### [WORK REQUIRED]
Please copy every line of the records below that holds the word "πρακτικών".

### [GIVEN ENTRIES]
_____

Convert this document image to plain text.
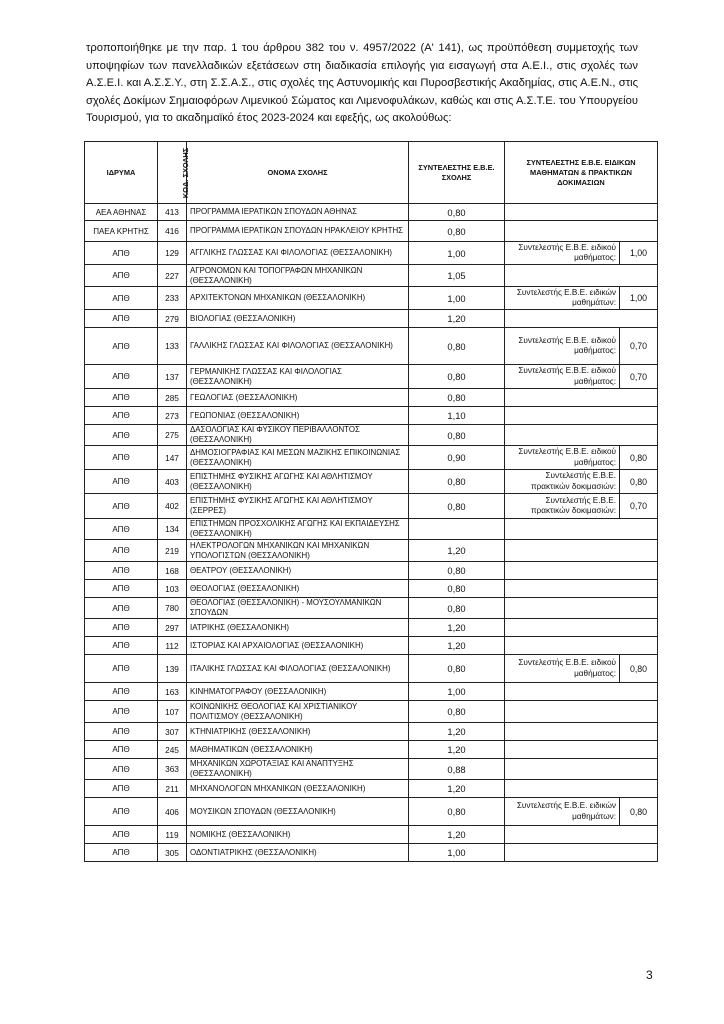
τροποποιήθηκε με την παρ. 1 του άρθρου 382 του ν. 4957/2022 (Α' 141), ως προϋπόθεση συμμετοχής των υποψηφίων των πανελλαδικών εξετάσεων στη διαδικασία επιλογής για εισαγωγή στα Α.Ε.Ι., στις σχολές των Α.Σ.Ε.Ι. και Α.Σ.Σ.Υ., στη Σ.Σ.Α.Σ., στις σχολές της Αστυνομικής και Πυροσβεστικής Ακαδημίας, στις Α.Ε.Ν., στις σχολές Δοκίμων Σημαιοφόρων Λιμενικού Σώματος και Λιμενοφυλάκων, καθώς και στις Α.Σ.Τ.Ε. του Υπουργείου Τουρισμού, για το ακαδημαϊκό έτος 2023-2024 και εφεξής, ως ακολούθως:
ΙΔΡΥΜΑ	ΚΩΔ. ΣΧΟΛΗΣ	ΟΝΟΜΑ ΣΧΟΛΗΣ	ΣΥΝΤΕΛΕΣΤΗΣ Ε.Β.Ε. ΣΧΟΛΗΣ	ΣΥΝΤΕΛΕΣΤΗΣ Ε.Β.Ε. ΕΙΔΙΚΩΝ ΜΑΘΗΜΑΤΩΝ & ΠΡΑΚΤΙΚΩΝ ΔΟΚΙΜΑΣΙΩΝ	
ΑΕΑ ΑΘΗΝΑΣ	413	ΠΡΟΓΡΑΜΜΑ ΙΕΡΑΤΙΚΩΝ ΣΠΟΥΔΩΝ ΑΘΗΝΑΣ	0,80		
ΠΑΕΑ ΚΡΗΤΗΣ	416	ΠΡΟΓΡΑΜΜΑ ΙΕΡΑΤΙΚΩΝ ΣΠΟΥΔΩΝ ΗΡΑΚΛΕΙΟΥ ΚΡΗΤΗΣ	0,80		
ΑΠΘ	129	ΑΓΓΛΙΚΗΣ ΓΛΩΣΣΑΣ ΚΑΙ ΦΙΛΟΛΟΓΙΑΣ (ΘΕΣΣΑΛΟΝΙΚΗ)	1,00	Συντελεστής Ε.Β.Ε. ειδικού μαθήματος:	1,00
ΑΠΘ	227	ΑΓΡΟΝΟΜΩΝ ΚΑΙ ΤΟΠΟΓΡΑΦΩΝ ΜΗΧΑΝΙΚΩΝ (ΘΕΣΣΑΛΟΝΙΚΗ)	1,05		
ΑΠΘ	233	ΑΡΧΙΤΕΚΤΟΝΩΝ ΜΗΧΑΝΙΚΩΝ (ΘΕΣΣΑΛΟΝΙΚΗ)	1,00	Συντελεστής Ε.Β.Ε. ειδικών μαθημάτων:	1,00
ΑΠΘ	279	ΒΙΟΛΟΓΙΑΣ (ΘΕΣΣΑΛΟΝΙΚΗ)	1,20		
ΑΠΘ	133	ΓΑΛΛΙΚΗΣ ΓΛΩΣΣΑΣ ΚΑΙ ΦΙΛΟΛΟΓΙΑΣ (ΘΕΣΣΑΛΟΝΙΚΗ)	0,80	Συντελεστής Ε.Β.Ε. ειδικού μαθήματος:	0,70
ΑΠΘ	137	ΓΕΡΜΑΝΙΚΗΣ ΓΛΩΣΣΑΣ ΚΑΙ ΦΙΛΟΛΟΓΙΑΣ (ΘΕΣΣΑΛΟΝΙΚΗ)	0,80	Συντελεστής Ε.Β.Ε. ειδικού μαθήματος:	0,70
ΑΠΘ	285	ΓΕΩΛΟΓΙΑΣ (ΘΕΣΣΑΛΟΝΙΚΗ)	0,80		
ΑΠΘ	273	ΓΕΩΠΟΝΙΑΣ (ΘΕΣΣΑΛΟΝΙΚΗ)	1,10		
ΑΠΘ	275	ΔΑΣΟΛΟΓΙΑΣ ΚΑΙ ΦΥΣΙΚΟΥ ΠΕΡΙΒΑΛΛΟΝΤΟΣ (ΘΕΣΣΑΛΟΝΙΚΗ)	0,80		
ΑΠΘ	147	ΔΗΜΟΣΙΟΓΡΑΦΙΑΣ ΚΑΙ ΜΕΣΩΝ ΜΑΖΙΚΗΣ ΕΠΙΚΟΙΝΩΝΙΑΣ (ΘΕΣΣΑΛΟΝΙΚΗ)	0,90	Συντελεστής Ε.Β.Ε. ειδικού μαθήματος:	0,80
ΑΠΘ	403	ΕΠΙΣΤΗΜΗΣ ΦΥΣΙΚΗΣ ΑΓΩΓΗΣ ΚΑΙ ΑΘΛΗΤΙΣΜΟΥ (ΘΕΣΣΑΛΟΝΙΚΗ)	0,80	Συντελεστής Ε.Β.Ε. πρακτικών δοκιμασιών:	0,80
ΑΠΘ	402	ΕΠΙΣΤΗΜΗΣ ΦΥΣΙΚΗΣ ΑΓΩΓΗΣ ΚΑΙ ΑΘΛΗΤΙΣΜΟΥ (ΣΕΡΡΕΣ)	0,80	Συντελεστής Ε.Β.Ε. πρακτικών δοκιμασιών:	0,70
ΑΠΘ	134	ΕΠΙΣΤΗΜΩΝ ΠΡΟΣΧΟΛΙΚΗΣ ΑΓΩΓΗΣ ΚΑΙ ΕΚΠΑΙΔΕΥΣΗΣ (ΘΕΣΣΑΛΟΝΙΚΗ)			
ΑΠΘ	219	ΗΛΕΚΤΡΟΛΟΓΩΝ ΜΗΧΑΝΙΚΩΝ ΚΑΙ ΜΗΧΑΝΙΚΩΝ ΥΠΟΛΟΓΙΣΤΩΝ (ΘΕΣΣΑΛΟΝΙΚΗ)	1,20		
ΑΠΘ	168	ΘΕΑΤΡΟΥ (ΘΕΣΣΑΛΟΝΙΚΗ)	0,80		
ΑΠΘ	103	ΘΕΟΛΟΓΙΑΣ (ΘΕΣΣΑΛΟΝΙΚΗ)	0,80		
ΑΠΘ	780	ΘΕΟΛΟΓΙΑΣ (ΘΕΣΣΑΛΟΝΙΚΗ) - ΜΟΥΣΟΥΛΜΑΝΙΚΩΝ ΣΠΟΥΔΩΝ	0,80		
ΑΠΘ	297	ΙΑΤΡΙΚΗΣ (ΘΕΣΣΑΛΟΝΙΚΗ)	1,20		
ΑΠΘ	112	ΙΣΤΟΡΙΑΣ ΚΑΙ ΑΡΧΑΙΟΛΟΓΙΑΣ (ΘΕΣΣΑΛΟΝΙΚΗ)	1,20		
ΑΠΘ	139	ΙΤΑΛΙΚΗΣ ΓΛΩΣΣΑΣ ΚΑΙ ΦΙΛΟΛΟΓΙΑΣ (ΘΕΣΣΑΛΟΝΙΚΗ)	0,80	Συντελεστής Ε.Β.Ε. ειδικού μαθήματος:	0,80
ΑΠΘ	163	ΚΙΝΗΜΑΤΟΓΡΑΦΟΥ (ΘΕΣΣΑΛΟΝΙΚΗ)	1,00		
ΑΠΘ	107	ΚΟΙΝΩΝΙΚΗΣ ΘΕΟΛΟΓΙΑΣ ΚΑΙ ΧΡΙΣΤΙΑΝΙΚΟΥ ΠΟΛΙΤΙΣΜΟΥ (ΘΕΣΣΑΛΟΝΙΚΗ)	0,80		
ΑΠΘ	307	ΚΤΗΝΙΑΤΡΙΚΗΣ (ΘΕΣΣΑΛΟΝΙΚΗ)	1,20		
ΑΠΘ	245	ΜΑΘΗΜΑΤΙΚΩΝ (ΘΕΣΣΑΛΟΝΙΚΗ)	1,20		
ΑΠΘ	363	ΜΗΧΑΝΙΚΩΝ ΧΩΡΟΤΑΞΙΑΣ ΚΑΙ ΑΝΑΠΤΥΞΗΣ (ΘΕΣΣΑΛΟΝΙΚΗ)	0,88		
ΑΠΘ	211	ΜΗΧΑΝΟΛΟΓΩΝ ΜΗΧΑΝΙΚΩΝ (ΘΕΣΣΑΛΟΝΙΚΗ)	1,20		
ΑΠΘ	406	ΜΟΥΣΙΚΩΝ ΣΠΟΥΔΩΝ (ΘΕΣΣΑΛΟΝΙΚΗ)	0,80	Συντελεστής Ε.Β.Ε. ειδικών μαθημάτων:	0,80
ΑΠΘ	119	ΝΟΜΙΚΗΣ (ΘΕΣΣΑΛΟΝΙΚΗ)	1,20		
ΑΠΘ	305	ΟΔΟΝΤΙΑΤΡΙΚΗΣ (ΘΕΣΣΑΛΟΝΙΚΗ)	1,00		
3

_____

### [CORRECT ANSWER]
ΑΠΘ	403	ΕΠΙΣΤΗΜΗΣ ΦΥΣΙΚΗΣ ΑΓΩΓΗΣ ΚΑΙ ΑΘΛΗΤΙΣΜΟΥ (ΘΕΣΣΑΛΟΝΙΚΗ)	0,80	Συντελεστής Ε.Β.Ε. πρακτικών δοκιμασιών:	0,80
ΑΠΘ	402	ΕΠΙΣΤΗΜΗΣ ΦΥΣΙΚΗΣ ΑΓΩΓΗΣ ΚΑΙ ΑΘΛΗΤΙΣΜΟΥ (ΣΕΡΡΕΣ)	0,80	Συντελεστής Ε.Β.Ε. πρακτικών δοκιμασιών:	0,70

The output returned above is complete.